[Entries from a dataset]
────────

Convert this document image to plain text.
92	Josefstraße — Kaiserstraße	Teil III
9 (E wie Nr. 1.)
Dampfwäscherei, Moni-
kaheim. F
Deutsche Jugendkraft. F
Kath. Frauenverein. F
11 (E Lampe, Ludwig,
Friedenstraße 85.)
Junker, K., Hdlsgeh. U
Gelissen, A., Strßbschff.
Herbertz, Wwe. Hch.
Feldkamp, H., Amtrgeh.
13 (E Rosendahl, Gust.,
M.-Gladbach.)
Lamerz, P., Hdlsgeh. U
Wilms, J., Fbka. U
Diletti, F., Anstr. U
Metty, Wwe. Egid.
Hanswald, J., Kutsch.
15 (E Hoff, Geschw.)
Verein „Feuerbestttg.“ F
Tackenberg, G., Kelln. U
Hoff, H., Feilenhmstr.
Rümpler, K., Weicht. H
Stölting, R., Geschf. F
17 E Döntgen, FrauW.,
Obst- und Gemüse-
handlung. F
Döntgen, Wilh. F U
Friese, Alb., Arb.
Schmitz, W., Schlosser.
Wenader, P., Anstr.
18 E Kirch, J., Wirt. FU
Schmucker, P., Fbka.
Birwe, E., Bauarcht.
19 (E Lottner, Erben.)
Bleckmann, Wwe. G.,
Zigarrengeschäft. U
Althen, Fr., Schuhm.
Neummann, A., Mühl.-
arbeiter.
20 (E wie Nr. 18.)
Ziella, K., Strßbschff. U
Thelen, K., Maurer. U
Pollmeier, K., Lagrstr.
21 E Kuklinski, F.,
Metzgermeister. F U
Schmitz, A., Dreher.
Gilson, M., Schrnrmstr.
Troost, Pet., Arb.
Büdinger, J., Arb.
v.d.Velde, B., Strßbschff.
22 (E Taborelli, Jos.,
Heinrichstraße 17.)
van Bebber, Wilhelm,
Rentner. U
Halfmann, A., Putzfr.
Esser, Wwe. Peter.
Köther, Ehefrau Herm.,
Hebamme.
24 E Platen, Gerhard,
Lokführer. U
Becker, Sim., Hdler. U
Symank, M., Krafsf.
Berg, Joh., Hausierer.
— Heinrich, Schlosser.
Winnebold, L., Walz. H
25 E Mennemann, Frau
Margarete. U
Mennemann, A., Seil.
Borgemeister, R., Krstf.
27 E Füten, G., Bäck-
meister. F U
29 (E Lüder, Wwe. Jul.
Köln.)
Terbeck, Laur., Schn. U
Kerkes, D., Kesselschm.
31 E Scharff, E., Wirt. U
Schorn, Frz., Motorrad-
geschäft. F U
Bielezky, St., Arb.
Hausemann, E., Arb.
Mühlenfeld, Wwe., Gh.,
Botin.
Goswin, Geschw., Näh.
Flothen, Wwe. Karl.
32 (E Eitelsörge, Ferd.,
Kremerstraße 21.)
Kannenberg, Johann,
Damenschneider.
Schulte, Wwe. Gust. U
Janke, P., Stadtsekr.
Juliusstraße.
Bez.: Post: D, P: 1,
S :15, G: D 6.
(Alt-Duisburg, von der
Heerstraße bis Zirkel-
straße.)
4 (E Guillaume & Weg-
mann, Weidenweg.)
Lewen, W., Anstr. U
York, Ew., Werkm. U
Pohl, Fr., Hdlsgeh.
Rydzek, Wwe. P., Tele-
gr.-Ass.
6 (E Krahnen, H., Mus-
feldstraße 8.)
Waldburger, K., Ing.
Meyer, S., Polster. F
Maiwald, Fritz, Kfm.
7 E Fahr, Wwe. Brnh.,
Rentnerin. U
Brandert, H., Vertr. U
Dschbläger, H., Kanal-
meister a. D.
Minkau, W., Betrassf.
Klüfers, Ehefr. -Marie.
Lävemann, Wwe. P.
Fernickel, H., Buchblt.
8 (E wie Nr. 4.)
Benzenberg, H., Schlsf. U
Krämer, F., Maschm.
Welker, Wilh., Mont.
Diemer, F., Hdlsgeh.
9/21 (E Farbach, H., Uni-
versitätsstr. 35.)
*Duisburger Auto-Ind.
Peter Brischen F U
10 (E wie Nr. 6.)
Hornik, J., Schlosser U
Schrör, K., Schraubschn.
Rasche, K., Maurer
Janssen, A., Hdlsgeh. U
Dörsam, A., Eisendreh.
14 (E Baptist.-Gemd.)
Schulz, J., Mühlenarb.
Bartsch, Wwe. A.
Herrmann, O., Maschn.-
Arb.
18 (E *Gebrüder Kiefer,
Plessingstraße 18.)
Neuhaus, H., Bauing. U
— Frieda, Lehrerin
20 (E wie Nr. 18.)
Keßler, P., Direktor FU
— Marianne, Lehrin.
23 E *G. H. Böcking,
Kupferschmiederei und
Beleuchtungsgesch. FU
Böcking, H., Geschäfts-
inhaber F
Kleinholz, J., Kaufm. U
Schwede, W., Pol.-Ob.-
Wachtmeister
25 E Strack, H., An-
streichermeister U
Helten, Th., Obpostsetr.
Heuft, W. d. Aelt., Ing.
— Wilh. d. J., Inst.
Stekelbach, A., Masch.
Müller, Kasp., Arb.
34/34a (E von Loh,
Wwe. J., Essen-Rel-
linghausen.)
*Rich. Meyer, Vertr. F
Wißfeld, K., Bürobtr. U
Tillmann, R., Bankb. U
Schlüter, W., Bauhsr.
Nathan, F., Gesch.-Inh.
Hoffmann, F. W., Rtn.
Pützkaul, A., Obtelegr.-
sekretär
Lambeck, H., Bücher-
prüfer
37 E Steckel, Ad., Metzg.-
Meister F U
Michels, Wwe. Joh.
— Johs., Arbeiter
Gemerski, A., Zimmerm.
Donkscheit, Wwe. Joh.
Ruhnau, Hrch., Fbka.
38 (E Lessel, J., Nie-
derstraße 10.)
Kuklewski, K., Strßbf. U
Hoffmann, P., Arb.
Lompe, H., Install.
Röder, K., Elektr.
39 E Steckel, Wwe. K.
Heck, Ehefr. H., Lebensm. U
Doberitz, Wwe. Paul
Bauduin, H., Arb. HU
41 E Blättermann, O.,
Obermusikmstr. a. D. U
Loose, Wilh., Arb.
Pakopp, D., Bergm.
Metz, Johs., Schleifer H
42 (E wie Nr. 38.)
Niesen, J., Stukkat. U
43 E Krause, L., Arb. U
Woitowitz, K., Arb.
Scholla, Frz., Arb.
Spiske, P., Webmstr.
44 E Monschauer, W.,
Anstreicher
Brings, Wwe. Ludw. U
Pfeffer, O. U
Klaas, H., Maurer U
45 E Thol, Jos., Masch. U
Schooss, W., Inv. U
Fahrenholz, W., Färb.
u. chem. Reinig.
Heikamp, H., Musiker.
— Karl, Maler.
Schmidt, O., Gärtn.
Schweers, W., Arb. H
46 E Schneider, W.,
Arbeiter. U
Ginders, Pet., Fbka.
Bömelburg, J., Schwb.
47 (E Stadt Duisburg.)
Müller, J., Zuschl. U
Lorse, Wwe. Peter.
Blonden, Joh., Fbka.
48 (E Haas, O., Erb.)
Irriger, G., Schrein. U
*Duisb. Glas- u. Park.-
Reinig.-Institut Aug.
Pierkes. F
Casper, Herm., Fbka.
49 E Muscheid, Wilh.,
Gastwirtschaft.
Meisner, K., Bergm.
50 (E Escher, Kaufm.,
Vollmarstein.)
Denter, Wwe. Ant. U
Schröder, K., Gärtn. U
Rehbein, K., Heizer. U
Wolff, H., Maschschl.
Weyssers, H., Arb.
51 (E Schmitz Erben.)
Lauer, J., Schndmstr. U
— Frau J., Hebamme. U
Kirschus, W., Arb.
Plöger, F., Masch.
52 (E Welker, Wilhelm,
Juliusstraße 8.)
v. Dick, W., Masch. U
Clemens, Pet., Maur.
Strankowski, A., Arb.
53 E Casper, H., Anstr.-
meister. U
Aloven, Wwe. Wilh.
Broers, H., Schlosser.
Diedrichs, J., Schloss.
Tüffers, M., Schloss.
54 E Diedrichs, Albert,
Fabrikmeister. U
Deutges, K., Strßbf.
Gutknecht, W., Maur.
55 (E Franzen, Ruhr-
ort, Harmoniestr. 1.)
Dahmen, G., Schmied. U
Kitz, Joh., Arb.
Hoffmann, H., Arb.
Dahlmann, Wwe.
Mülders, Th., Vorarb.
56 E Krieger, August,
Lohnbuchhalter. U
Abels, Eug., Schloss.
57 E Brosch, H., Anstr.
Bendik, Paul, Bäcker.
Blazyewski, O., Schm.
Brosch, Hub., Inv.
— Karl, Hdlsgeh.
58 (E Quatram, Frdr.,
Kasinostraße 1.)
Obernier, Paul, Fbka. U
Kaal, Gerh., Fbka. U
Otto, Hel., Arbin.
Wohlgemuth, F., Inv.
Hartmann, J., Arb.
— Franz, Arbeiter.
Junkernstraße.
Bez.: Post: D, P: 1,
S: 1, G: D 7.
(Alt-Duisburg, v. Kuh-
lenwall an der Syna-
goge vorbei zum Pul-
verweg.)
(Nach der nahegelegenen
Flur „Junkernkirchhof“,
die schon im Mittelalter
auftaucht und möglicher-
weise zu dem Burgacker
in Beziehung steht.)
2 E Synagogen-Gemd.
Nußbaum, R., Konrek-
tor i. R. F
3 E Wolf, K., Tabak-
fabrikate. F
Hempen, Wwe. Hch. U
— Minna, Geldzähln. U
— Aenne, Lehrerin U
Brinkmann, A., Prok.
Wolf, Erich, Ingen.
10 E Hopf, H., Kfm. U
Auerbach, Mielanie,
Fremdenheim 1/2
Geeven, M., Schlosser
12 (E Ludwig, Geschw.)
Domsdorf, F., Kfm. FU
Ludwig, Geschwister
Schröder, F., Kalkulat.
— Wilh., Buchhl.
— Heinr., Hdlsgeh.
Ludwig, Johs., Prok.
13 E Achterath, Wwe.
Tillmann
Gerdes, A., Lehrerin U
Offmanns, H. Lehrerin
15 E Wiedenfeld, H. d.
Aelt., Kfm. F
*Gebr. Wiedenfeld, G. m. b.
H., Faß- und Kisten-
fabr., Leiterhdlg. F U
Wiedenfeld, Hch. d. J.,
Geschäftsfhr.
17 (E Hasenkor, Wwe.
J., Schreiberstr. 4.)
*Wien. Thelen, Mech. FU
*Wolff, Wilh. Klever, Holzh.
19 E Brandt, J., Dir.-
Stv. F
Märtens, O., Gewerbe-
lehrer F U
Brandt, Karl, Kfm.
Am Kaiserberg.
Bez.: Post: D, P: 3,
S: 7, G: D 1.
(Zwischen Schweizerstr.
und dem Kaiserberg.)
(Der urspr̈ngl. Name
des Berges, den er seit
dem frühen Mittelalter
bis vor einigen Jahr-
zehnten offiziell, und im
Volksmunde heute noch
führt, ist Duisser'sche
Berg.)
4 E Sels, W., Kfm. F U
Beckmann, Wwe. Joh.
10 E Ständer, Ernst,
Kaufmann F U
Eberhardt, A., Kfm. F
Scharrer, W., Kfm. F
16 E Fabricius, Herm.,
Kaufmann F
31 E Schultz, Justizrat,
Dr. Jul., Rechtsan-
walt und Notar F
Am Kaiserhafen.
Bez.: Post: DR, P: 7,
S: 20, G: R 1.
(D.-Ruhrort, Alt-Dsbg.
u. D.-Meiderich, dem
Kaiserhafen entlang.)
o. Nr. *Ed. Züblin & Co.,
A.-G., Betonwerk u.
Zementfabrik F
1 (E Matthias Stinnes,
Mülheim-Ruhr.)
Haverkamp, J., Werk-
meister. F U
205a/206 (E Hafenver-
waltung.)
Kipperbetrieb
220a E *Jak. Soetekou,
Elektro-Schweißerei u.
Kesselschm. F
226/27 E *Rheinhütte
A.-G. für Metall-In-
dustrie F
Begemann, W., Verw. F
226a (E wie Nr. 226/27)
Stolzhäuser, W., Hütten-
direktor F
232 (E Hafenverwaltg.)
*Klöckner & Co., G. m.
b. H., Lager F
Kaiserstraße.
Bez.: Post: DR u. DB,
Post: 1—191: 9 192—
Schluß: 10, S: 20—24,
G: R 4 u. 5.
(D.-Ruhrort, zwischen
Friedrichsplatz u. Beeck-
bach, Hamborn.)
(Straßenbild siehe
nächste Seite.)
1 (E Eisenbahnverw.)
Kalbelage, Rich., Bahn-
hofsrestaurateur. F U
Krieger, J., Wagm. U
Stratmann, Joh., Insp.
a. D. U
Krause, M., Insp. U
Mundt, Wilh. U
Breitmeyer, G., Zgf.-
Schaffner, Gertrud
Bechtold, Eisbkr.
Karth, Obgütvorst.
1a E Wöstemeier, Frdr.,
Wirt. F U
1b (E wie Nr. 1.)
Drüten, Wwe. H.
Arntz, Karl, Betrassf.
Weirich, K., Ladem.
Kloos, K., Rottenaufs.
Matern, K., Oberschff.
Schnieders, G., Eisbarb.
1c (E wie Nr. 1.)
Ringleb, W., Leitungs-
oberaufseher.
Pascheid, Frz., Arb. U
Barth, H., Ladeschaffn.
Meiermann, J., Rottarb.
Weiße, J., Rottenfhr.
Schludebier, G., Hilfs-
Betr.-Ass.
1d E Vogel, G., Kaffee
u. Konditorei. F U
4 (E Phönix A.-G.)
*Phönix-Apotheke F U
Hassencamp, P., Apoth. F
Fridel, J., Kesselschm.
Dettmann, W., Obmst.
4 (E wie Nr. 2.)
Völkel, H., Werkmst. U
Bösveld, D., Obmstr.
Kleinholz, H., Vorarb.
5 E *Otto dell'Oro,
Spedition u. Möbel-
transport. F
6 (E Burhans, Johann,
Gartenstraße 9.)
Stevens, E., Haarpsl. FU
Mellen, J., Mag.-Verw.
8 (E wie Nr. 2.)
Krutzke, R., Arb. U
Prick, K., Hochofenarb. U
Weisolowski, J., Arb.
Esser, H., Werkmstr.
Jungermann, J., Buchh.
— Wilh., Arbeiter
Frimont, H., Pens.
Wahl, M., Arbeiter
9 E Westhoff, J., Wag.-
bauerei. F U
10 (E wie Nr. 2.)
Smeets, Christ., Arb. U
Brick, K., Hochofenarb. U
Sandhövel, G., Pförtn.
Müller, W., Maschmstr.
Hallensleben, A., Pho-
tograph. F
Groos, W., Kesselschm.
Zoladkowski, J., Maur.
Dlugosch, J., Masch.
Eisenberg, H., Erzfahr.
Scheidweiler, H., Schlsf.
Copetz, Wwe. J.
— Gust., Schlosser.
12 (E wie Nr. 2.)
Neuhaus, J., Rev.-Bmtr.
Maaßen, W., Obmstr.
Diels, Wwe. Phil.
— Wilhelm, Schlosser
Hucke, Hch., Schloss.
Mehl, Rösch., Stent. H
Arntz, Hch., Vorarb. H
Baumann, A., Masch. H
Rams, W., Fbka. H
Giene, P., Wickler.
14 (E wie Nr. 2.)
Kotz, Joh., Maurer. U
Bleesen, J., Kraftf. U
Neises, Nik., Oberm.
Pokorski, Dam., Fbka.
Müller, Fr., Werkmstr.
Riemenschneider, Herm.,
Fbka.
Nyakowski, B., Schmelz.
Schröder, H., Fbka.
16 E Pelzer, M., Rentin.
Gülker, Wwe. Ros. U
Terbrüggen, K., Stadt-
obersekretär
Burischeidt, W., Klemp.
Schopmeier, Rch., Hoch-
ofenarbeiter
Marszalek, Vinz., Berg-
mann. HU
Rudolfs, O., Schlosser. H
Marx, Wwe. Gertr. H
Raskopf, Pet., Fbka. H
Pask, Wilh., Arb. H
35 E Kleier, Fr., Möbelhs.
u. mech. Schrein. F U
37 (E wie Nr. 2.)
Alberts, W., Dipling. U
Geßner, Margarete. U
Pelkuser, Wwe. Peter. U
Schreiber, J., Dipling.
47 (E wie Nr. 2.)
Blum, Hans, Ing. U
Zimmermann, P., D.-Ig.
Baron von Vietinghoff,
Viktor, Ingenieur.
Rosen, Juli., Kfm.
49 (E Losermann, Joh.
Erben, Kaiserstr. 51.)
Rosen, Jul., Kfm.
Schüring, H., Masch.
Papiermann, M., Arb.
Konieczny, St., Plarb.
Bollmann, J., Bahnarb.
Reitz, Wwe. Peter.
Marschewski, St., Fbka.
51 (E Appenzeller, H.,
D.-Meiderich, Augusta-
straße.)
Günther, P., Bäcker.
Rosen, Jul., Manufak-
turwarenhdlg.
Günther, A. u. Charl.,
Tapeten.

────────

● **Written instruction**: Give only the number of lines in the data that include the string "Neuhaus".

● **Answer to the exercise**: 2